◆ **Written instruction**: Locate each line in the items below that contains the string "chart", and copy those lines.
[Begin Excerpted data]
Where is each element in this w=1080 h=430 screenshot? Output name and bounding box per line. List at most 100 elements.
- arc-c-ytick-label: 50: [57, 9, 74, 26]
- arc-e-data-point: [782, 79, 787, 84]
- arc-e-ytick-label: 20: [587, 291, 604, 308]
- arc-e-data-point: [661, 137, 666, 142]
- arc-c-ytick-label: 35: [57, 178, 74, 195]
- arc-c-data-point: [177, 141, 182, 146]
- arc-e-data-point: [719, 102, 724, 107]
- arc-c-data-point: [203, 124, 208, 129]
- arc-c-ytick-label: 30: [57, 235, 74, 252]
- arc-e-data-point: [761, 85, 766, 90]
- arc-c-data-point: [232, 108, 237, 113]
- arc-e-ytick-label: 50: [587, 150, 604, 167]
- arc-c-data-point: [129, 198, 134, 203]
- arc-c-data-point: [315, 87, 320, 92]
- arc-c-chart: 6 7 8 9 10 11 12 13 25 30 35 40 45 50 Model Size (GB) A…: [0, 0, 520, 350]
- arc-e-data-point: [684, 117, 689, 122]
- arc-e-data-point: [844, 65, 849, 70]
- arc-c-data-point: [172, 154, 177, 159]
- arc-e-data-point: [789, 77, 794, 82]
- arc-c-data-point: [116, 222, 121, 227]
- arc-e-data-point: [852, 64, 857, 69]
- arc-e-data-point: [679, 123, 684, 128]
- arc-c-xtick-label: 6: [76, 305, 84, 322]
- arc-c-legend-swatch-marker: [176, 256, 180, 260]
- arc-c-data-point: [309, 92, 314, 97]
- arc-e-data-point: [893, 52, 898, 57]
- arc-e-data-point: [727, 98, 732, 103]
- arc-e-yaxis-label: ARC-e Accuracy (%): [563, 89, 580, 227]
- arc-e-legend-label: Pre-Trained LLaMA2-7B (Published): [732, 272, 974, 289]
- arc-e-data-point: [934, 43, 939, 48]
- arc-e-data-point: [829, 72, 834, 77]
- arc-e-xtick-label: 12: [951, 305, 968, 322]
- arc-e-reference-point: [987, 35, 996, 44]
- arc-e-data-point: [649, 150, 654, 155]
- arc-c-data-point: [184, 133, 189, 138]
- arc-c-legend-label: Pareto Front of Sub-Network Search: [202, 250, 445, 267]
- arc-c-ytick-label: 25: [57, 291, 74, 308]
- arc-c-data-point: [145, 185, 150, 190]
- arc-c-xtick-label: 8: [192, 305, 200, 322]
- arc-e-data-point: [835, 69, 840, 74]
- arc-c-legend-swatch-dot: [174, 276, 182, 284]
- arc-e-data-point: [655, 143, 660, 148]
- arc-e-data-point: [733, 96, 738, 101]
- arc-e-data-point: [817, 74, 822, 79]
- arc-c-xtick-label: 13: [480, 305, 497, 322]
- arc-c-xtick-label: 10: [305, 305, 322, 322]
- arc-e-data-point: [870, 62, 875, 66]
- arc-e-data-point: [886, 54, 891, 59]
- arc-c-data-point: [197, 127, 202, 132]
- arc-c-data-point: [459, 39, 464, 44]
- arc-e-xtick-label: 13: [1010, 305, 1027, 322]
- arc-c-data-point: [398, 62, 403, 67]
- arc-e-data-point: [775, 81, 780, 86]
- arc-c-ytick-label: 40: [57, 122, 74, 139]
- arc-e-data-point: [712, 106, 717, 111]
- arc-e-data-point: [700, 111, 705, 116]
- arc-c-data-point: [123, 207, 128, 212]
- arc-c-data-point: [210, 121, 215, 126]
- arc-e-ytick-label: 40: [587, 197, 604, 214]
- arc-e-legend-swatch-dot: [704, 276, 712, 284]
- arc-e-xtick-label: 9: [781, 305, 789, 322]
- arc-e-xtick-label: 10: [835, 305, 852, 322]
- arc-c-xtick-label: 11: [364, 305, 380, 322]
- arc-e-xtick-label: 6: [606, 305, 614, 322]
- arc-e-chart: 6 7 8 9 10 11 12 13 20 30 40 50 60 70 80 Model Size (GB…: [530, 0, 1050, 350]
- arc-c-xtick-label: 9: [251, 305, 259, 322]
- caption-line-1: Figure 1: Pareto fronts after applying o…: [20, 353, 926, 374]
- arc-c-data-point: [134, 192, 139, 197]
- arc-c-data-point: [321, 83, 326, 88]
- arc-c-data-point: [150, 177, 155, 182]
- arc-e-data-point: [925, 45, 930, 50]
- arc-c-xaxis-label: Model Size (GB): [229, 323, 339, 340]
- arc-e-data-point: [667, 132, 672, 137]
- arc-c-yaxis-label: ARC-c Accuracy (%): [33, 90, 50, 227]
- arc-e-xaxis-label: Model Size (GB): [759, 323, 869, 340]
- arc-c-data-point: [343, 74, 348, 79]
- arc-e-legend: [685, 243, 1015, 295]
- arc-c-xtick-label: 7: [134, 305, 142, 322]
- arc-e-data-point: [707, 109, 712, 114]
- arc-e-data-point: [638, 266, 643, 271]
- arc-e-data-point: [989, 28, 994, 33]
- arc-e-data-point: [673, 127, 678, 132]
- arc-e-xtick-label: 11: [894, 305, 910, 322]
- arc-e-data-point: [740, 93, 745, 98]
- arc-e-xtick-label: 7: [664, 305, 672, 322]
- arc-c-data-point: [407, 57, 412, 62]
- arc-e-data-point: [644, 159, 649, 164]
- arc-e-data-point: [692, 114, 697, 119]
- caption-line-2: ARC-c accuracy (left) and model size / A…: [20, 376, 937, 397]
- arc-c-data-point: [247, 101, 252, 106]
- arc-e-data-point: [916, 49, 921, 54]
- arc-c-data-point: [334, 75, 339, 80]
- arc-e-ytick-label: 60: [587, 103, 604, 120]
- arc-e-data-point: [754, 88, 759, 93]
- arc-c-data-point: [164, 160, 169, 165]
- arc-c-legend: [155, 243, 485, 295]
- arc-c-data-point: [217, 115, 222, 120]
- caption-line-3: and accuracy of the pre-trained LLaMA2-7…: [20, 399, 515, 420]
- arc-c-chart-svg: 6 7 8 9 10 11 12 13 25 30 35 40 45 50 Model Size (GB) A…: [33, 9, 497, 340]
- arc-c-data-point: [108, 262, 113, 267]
[End Excerpted data]
◆ **Finished answer**:
- arc-c-chart: 6 7 8 9 10 11 12 13 25 30 35 40 45 50 Model Size (GB) A…: [0, 0, 520, 350]
- arc-e-chart: 6 7 8 9 10 11 12 13 20 30 40 50 60 70 80 Model Size (GB…: [530, 0, 1050, 350]
- arc-c-chart-svg: 6 7 8 9 10 11 12 13 25 30 35 40 45 50 Model Size (GB) A…: [33, 9, 497, 340]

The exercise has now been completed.